Write out the material exactly, with the pictures left out.

┌──

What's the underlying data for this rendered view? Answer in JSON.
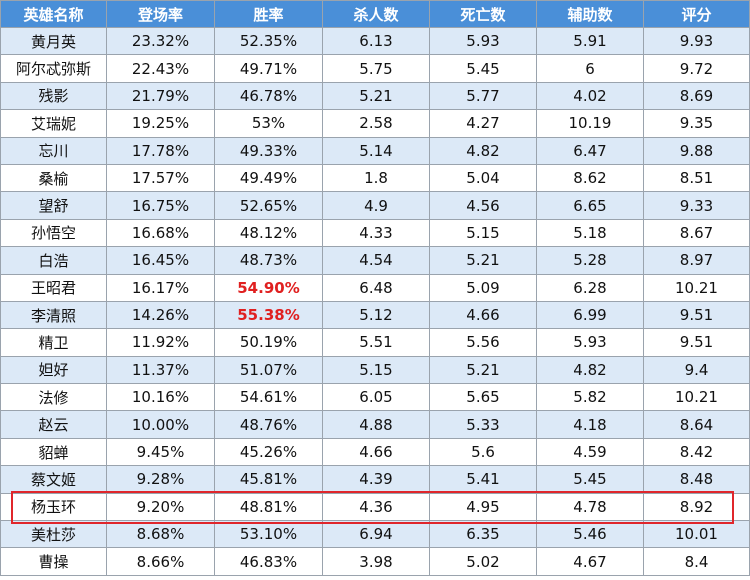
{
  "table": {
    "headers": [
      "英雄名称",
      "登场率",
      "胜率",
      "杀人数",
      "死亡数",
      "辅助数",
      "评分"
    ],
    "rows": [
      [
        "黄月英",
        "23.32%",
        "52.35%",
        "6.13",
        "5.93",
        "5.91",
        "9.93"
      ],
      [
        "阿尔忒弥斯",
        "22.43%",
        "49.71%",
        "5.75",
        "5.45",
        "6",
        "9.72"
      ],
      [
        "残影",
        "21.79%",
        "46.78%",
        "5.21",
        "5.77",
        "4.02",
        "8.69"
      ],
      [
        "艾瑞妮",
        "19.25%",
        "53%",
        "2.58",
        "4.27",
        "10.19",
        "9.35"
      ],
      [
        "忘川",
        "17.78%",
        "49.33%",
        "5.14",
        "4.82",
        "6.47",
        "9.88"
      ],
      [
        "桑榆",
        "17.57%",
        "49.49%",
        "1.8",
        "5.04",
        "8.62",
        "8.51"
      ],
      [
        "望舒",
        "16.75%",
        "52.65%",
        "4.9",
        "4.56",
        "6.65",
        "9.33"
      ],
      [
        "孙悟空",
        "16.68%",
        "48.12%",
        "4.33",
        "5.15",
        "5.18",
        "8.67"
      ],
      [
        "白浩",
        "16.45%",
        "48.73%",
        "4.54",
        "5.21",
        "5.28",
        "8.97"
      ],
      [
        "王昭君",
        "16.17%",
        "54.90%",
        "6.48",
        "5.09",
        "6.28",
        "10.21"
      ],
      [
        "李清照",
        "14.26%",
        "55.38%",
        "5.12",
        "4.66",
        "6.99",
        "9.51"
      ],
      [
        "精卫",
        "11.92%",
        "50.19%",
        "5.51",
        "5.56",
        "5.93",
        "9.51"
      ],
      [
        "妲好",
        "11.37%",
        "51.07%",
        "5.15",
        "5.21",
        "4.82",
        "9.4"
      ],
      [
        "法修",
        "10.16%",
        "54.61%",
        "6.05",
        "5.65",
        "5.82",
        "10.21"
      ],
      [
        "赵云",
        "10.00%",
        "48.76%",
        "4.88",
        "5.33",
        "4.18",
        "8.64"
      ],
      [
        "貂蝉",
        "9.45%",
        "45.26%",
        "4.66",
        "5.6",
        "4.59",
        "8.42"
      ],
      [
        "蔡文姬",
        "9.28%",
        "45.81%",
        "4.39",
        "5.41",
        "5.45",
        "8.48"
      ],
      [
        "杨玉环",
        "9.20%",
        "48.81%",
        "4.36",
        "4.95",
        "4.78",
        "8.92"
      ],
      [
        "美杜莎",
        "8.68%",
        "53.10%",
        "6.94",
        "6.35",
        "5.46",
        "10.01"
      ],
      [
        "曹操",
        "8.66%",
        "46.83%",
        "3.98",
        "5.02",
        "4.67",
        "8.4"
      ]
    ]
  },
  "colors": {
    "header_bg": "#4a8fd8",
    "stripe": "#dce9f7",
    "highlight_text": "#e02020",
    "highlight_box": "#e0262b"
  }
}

└──

** REPLY TO THE EXERCISE **
What's the underlying data for this rendered view? Answer in JSON.
{
  "table": {
    "headers": [
      "英雄名称",
      "登场率",
      "胜率",
      "杀人数",
      "死亡数",
      "辅助数",
      "评分"
    ],
    "rows": [
      [
        "黄月英",
        "23.32%",
        "52.35%",
        "6.13",
        "5.93",
        "5.91",
        "9.93"
      ],
      [
        "阿尔忒弥斯",
        "22.43%",
        "49.71%",
        "5.75",
        "5.45",
        "6",
        "9.72"
      ],
      [
        "残影",
        "21.79%",
        "46.78%",
        "5.21",
        "5.77",
        "4.02",
        "8.69"
      ],
      [
        "艾瑞妮",
        "19.25%",
        "53%",
        "2.58",
        "4.27",
        "10.19",
        "9.35"
      ],
      [
        "忘川",
        "17.78%",
        "49.33%",
        "5.14",
        "4.82",
        "6.47",
        "9.88"
      ],
      [
        "桑榆",
        "17.57%",
        "49.49%",
        "1.8",
        "5.04",
        "8.62",
        "8.51"
      ],
      [
        "望舒",
        "16.75%",
        "52.65%",
        "4.9",
        "4.56",
        "6.65",
        "9.33"
      ],
      [
        "孙悟空",
        "16.68%",
        "48.12%",
        "4.33",
        "5.15",
        "5.18",
        "8.67"
      ],
      [
        "白浩",
        "16.45%",
        "48.73%",
        "4.54",
        "5.21",
        "5.28",
        "8.97"
      ],
      [
        "王昭君",
        "16.17%",
        "54.90%",
        "6.48",
        "5.09",
        "6.28",
        "10.21"
      ],
      [
        "李清照",
        "14.26%",
        "55.38%",
        "5.12",
        "4.66",
        "6.99",
        "9.51"
      ],
      [
        "精卫",
        "11.92%",
        "50.19%",
        "5.51",
        "5.56",
        "5.93",
        "9.51"
      ],
      [
        "妲好",
        "11.37%",
        "51.07%",
        "5.15",
        "5.21",
        "4.82",
        "9.4"
      ],
      [
        "法修",
        "10.16%",
        "54.61%",
        "6.05",
        "5.65",
        "5.82",
        "10.21"
      ],
      [
        "赵云",
        "10.00%",
        "48.76%",
        "4.88",
        "5.33",
        "4.18",
        "8.64"
      ],
      [
        "貂蝉",
        "9.45%",
        "45.26%",
        "4.66",
        "5.6",
        "4.59",
        "8.42"
      ],
      [
        "蔡文姬",
        "9.28%",
        "45.81%",
        "4.39",
        "5.41",
        "5.45",
        "8.48"
      ],
      [
        "杨玉环",
        "9.20%",
        "48.81%",
        "4.36",
        "4.95",
        "4.78",
        "8.92"
      ],
      [
        "美杜莎",
        "8.68%",
        "53.10%",
        "6.94",
        "6.35",
        "5.46",
        "10.01"
      ],
      [
        "曹操",
        "8.66%",
        "46.83%",
        "3.98",
        "5.02",
        "4.67",
        "8.4"
      ]
    ]
  },
  "colors": {
    "header_bg": "#4a8fd8",
    "stripe": "#dce9f7",
    "highlight_text": "#e02020",
    "highlight_box": "#e0262b"
  }
}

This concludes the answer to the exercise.